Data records
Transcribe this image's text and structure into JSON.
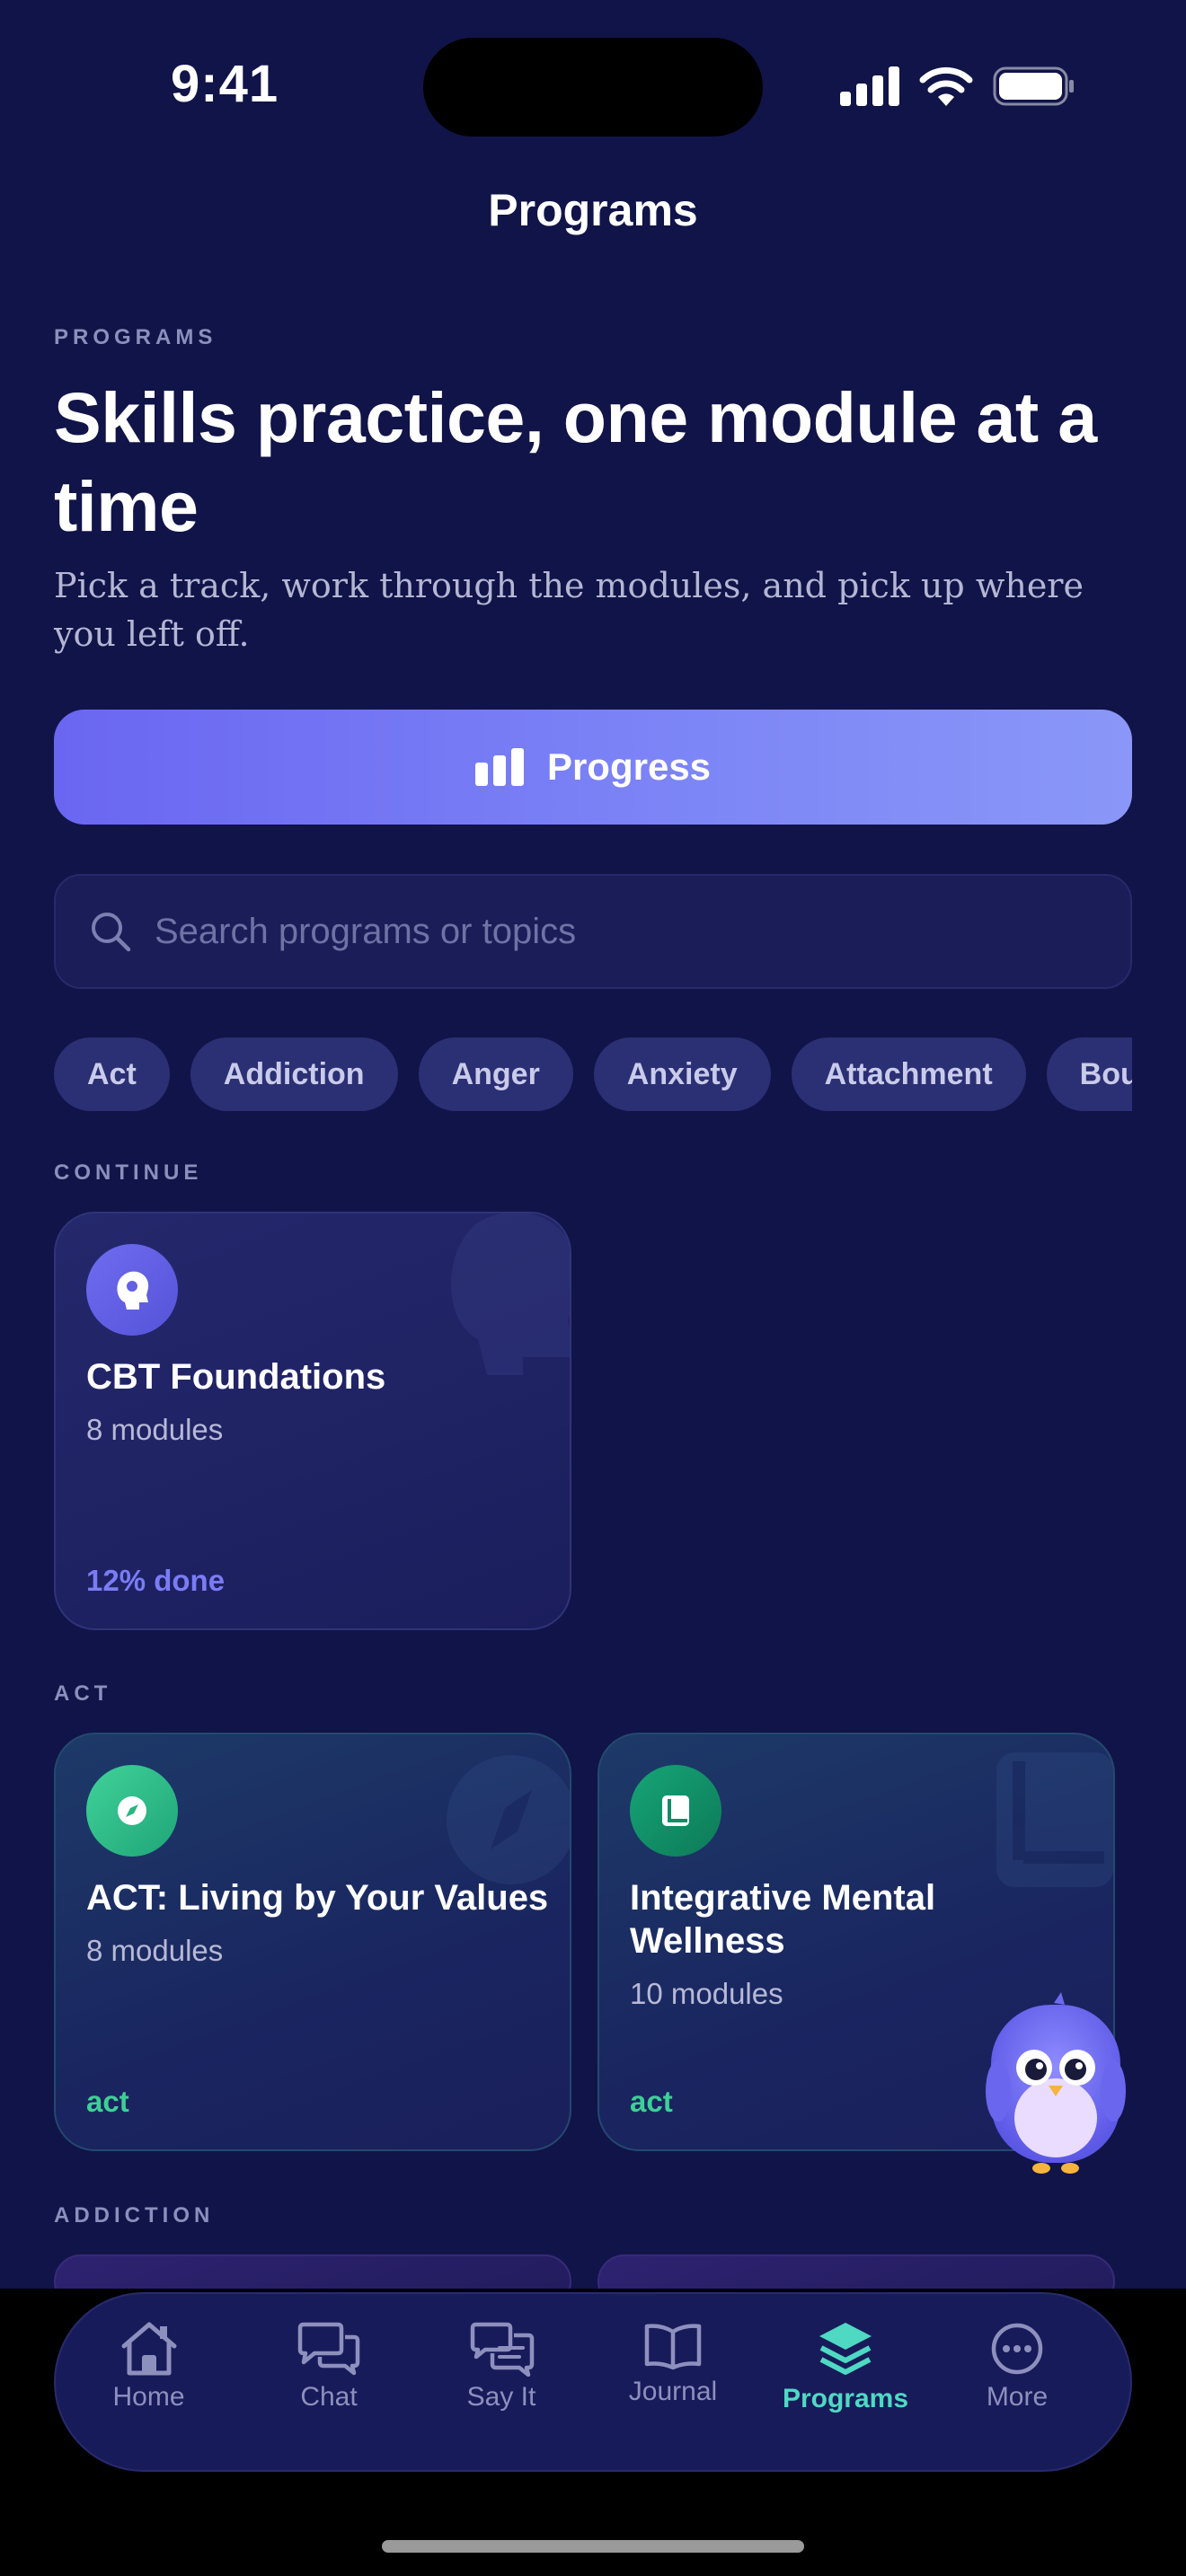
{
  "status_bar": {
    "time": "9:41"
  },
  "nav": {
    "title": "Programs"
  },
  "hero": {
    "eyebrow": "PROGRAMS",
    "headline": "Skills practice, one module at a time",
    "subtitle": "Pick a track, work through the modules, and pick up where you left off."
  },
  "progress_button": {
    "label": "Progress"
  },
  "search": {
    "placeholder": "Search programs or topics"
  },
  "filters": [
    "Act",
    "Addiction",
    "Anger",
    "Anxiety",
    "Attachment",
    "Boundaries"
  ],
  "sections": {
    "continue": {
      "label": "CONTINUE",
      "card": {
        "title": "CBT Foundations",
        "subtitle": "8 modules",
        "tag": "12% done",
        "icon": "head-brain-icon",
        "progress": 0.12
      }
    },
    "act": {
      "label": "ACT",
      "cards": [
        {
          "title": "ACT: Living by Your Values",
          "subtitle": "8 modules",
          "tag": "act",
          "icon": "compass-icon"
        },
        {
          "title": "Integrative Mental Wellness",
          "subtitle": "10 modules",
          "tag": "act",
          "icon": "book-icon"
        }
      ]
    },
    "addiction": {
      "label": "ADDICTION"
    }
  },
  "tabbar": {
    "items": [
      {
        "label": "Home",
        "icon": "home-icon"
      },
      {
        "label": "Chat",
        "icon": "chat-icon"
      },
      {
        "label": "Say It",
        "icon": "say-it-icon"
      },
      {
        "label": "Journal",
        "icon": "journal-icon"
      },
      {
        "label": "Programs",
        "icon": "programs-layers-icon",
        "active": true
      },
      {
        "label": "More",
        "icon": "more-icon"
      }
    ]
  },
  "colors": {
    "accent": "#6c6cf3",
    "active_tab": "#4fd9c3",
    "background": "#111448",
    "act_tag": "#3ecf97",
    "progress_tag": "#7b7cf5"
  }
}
...
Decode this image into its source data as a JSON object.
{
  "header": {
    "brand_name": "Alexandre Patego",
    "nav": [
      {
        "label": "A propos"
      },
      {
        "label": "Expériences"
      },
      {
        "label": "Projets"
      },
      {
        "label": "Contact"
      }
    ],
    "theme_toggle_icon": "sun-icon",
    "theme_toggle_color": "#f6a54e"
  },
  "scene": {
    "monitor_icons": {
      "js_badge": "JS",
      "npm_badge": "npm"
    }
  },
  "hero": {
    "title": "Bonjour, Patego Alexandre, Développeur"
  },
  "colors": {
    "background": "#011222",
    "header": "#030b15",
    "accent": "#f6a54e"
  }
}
--
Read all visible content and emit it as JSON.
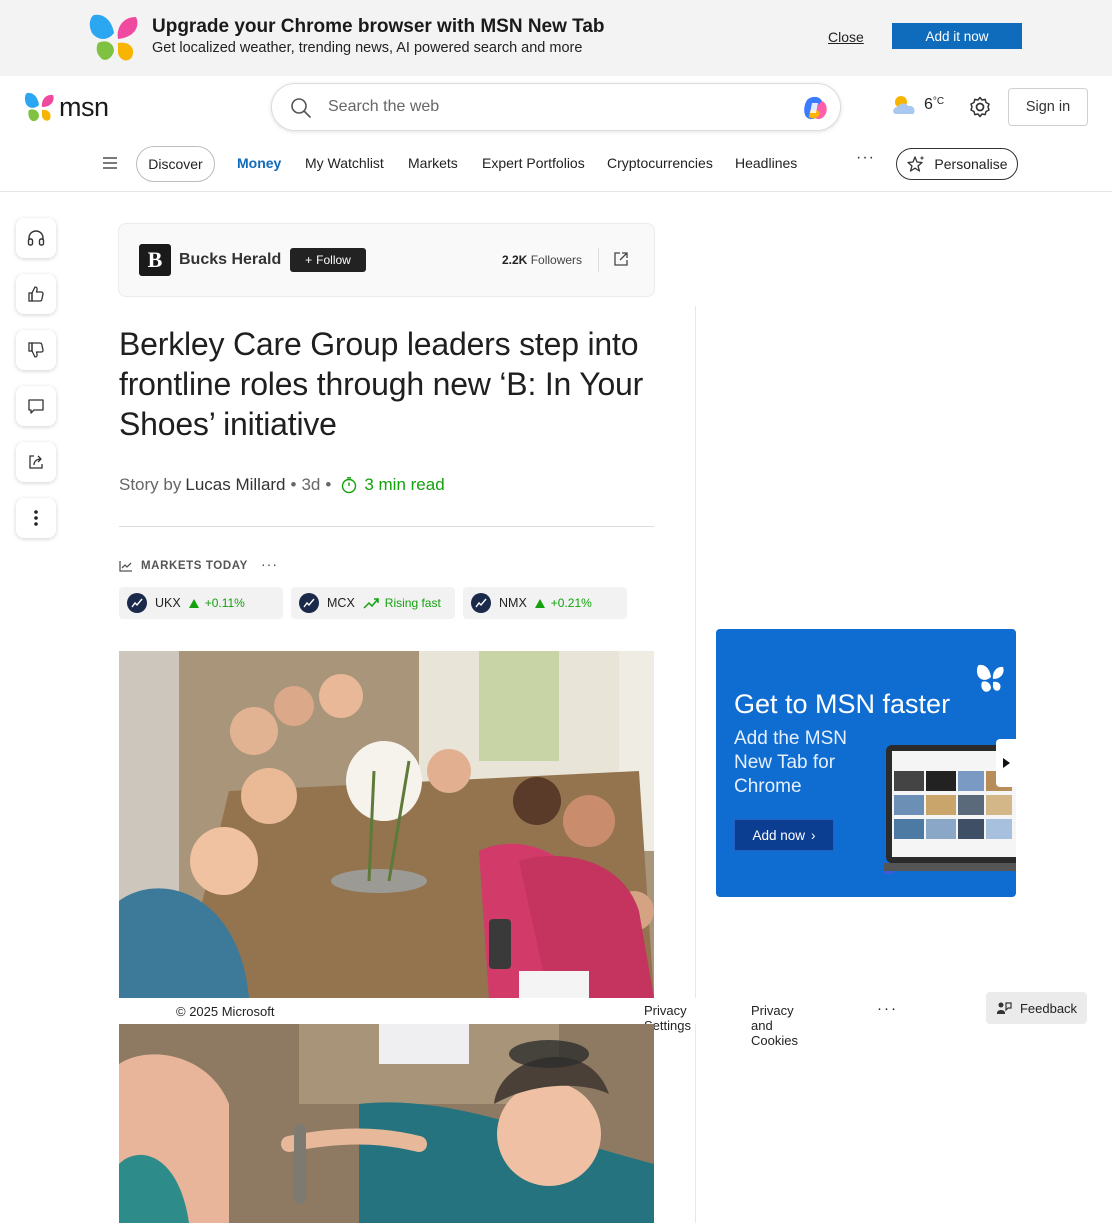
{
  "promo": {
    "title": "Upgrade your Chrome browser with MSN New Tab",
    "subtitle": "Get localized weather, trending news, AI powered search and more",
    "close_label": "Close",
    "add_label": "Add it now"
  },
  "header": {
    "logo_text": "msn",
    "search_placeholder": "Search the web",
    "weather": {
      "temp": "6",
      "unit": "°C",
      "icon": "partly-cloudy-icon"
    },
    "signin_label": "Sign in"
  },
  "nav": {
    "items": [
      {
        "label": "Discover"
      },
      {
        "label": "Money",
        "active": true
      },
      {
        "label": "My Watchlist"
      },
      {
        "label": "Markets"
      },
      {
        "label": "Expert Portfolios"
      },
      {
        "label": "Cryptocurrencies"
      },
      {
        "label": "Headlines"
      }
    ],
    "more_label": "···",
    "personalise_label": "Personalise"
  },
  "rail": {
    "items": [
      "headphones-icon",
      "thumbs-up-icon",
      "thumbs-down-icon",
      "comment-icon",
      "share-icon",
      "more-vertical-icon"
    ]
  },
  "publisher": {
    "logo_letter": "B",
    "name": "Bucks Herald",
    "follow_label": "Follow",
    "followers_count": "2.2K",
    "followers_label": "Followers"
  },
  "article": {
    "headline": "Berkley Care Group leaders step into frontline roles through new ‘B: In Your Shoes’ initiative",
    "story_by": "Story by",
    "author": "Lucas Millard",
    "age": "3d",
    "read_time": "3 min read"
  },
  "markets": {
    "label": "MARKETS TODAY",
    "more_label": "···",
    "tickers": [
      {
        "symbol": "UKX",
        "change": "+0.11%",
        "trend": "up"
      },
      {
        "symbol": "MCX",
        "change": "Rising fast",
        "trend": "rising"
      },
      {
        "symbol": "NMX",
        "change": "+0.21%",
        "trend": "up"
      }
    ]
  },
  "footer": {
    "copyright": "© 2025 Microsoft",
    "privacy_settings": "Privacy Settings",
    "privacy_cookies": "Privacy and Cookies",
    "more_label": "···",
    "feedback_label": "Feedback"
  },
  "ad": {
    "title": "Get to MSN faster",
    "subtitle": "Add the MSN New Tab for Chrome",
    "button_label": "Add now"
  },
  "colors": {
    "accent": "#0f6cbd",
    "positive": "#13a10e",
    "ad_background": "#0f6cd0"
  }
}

* YOUR INSTRUCTIONS *
Only lines with the word "change" are wanted, so copy each one from the records.

* THE ANSWER *
        "change": "+0.11%",
        "change": "Rising fast",
        "change": "+0.21%",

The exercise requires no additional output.